[Stored data]
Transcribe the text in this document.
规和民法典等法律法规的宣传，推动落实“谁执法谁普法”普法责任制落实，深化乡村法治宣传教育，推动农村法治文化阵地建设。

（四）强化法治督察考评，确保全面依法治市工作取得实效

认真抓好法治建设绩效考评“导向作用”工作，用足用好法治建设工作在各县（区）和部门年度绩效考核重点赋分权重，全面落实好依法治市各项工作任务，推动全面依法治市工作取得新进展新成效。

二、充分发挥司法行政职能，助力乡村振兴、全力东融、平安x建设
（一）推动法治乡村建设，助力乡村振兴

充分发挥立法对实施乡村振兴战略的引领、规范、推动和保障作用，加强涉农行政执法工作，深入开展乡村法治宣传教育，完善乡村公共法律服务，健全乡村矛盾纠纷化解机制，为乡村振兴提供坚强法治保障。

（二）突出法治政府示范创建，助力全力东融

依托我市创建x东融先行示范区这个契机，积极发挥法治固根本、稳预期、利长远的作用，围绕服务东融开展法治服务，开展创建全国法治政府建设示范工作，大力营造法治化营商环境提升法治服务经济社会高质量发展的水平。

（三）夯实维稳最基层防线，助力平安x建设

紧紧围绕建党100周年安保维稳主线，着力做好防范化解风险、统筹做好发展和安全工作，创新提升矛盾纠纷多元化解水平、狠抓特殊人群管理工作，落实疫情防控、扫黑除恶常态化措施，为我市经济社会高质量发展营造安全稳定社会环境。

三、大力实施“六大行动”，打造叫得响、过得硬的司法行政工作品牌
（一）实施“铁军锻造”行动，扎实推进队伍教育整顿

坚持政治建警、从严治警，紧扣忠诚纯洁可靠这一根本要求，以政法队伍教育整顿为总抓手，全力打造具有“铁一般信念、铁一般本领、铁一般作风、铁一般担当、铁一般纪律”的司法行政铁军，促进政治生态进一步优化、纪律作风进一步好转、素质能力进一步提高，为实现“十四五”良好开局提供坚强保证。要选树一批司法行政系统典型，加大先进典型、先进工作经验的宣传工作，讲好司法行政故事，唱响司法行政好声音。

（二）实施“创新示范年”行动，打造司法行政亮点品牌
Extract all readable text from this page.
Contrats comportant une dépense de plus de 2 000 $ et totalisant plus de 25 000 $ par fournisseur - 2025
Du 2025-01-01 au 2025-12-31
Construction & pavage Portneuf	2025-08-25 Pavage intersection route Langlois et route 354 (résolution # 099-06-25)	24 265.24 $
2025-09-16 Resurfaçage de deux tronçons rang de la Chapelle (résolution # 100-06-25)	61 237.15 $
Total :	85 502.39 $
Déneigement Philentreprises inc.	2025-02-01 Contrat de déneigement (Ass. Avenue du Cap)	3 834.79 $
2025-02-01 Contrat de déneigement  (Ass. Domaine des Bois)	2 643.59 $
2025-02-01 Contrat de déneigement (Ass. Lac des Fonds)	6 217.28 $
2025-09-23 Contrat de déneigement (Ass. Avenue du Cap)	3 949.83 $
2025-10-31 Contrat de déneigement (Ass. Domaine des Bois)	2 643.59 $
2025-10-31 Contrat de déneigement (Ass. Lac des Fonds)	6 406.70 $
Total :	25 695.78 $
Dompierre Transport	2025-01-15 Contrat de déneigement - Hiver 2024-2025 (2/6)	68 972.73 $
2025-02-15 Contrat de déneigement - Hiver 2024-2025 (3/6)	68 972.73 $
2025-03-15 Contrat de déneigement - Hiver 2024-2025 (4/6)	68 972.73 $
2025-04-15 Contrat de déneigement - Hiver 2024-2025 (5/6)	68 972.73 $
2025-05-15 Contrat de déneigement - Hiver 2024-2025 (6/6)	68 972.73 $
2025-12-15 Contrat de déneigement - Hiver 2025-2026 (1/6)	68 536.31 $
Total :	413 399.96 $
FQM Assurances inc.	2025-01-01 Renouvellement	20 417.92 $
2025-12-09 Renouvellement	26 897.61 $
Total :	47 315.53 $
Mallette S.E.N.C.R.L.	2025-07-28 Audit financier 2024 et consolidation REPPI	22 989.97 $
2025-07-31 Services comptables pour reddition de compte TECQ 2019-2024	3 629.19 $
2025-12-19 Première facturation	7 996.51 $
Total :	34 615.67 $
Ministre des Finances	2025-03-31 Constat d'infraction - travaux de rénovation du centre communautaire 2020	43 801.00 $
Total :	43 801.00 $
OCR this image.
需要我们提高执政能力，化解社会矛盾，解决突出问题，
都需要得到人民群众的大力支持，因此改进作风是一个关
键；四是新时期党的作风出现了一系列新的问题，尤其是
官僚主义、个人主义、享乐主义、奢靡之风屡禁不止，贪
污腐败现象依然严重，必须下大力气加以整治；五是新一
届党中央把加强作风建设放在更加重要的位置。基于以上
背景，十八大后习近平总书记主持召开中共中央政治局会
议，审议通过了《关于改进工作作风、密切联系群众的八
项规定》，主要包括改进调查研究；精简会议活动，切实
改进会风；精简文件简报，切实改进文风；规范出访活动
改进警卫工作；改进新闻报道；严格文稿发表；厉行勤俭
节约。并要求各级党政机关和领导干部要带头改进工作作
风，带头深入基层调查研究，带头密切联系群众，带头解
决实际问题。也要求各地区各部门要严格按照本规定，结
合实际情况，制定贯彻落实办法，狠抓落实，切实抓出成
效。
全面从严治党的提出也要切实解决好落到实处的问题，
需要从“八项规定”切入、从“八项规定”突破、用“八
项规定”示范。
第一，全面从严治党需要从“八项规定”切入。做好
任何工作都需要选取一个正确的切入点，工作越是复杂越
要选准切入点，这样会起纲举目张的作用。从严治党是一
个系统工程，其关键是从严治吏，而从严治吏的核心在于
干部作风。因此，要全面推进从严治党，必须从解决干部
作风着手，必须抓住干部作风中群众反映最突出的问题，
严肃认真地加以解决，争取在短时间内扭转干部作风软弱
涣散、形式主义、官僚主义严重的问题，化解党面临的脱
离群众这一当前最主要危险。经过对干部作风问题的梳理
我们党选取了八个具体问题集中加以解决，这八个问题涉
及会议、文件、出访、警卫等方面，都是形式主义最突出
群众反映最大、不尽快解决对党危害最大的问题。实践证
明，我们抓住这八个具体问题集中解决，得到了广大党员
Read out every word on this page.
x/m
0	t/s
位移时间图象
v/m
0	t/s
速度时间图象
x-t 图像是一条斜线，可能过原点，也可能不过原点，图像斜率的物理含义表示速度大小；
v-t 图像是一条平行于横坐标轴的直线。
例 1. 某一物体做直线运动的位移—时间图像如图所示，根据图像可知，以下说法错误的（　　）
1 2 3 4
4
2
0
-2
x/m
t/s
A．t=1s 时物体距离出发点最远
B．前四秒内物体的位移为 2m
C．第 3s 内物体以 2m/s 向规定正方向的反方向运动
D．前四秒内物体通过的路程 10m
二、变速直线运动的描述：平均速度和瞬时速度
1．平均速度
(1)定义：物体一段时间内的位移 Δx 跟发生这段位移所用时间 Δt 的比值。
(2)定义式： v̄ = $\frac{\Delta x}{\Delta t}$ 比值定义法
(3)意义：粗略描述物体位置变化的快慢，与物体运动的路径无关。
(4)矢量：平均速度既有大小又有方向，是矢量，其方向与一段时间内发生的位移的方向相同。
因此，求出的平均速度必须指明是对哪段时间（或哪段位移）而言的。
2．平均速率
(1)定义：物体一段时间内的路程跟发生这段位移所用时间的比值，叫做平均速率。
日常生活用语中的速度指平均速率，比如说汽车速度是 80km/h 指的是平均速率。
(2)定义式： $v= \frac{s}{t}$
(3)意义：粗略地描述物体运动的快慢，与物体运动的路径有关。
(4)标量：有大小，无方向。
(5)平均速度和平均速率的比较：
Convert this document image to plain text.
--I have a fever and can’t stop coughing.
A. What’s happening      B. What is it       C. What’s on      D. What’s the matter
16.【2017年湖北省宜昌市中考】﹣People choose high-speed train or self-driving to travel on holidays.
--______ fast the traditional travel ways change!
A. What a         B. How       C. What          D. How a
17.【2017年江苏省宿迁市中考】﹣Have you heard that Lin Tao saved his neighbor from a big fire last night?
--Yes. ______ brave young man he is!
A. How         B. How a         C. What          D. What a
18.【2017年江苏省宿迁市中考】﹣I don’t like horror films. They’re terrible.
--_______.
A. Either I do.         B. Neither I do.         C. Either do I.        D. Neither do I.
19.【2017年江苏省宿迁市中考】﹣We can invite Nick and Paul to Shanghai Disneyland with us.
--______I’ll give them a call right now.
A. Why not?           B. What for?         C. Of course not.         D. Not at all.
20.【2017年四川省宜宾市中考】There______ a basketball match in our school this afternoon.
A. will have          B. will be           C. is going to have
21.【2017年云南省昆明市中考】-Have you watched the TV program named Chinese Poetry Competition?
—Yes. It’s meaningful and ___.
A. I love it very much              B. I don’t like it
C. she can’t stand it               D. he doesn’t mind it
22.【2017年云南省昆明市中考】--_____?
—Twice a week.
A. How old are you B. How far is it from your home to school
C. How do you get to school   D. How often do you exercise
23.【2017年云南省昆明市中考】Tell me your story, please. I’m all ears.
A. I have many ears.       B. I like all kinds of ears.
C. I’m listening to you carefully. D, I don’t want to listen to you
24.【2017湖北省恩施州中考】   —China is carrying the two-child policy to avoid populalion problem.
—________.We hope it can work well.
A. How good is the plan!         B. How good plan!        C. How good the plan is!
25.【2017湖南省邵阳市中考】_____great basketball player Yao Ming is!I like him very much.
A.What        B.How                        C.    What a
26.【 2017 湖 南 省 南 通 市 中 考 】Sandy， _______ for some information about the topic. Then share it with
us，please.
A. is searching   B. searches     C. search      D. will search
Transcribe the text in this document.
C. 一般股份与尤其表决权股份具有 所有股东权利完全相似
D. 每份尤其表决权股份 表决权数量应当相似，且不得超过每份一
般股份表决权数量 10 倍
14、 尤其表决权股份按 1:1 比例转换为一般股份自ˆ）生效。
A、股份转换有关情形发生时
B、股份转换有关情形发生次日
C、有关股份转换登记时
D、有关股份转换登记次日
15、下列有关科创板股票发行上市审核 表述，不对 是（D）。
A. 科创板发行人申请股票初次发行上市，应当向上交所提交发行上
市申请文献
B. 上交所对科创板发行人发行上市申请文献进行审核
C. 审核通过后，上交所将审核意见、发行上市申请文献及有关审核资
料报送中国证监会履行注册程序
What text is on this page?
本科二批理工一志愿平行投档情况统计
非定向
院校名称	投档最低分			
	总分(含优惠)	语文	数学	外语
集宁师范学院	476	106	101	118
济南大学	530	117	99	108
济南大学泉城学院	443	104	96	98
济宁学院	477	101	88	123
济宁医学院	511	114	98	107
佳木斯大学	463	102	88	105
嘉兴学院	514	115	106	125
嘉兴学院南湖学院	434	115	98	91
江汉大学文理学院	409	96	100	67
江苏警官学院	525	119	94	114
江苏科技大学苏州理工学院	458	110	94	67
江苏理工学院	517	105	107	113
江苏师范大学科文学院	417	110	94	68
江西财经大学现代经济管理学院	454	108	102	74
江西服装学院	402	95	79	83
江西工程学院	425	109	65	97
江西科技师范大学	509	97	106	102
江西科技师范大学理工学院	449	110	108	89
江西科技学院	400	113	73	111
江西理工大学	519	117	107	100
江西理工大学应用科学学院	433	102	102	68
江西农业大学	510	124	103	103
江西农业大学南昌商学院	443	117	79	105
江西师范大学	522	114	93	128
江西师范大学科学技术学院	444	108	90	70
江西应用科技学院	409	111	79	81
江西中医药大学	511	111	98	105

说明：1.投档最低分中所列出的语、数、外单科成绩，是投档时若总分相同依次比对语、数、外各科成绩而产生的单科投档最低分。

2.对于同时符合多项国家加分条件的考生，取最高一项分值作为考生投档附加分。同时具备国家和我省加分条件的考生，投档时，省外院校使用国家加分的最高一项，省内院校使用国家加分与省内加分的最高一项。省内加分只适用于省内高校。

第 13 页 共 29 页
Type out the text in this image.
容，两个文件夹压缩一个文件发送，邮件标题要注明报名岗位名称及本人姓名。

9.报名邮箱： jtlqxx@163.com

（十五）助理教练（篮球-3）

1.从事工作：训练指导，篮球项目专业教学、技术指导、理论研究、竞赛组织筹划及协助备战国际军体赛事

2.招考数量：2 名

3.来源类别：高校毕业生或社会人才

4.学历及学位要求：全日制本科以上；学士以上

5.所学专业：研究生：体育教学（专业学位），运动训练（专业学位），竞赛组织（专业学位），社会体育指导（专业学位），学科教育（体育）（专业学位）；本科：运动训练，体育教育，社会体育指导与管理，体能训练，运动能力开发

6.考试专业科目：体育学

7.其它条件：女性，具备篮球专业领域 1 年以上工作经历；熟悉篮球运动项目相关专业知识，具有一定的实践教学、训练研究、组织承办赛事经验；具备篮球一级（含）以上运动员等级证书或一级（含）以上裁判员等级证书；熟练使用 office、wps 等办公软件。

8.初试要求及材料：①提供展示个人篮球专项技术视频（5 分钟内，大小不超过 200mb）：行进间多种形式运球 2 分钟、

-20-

[Goal of the exercise] From the entries above, copy every line that holds the word "please".

[Exercise result]
23.【2017年云南省昆明市中考】Tell me your story, please. I’m all ears.
us，please.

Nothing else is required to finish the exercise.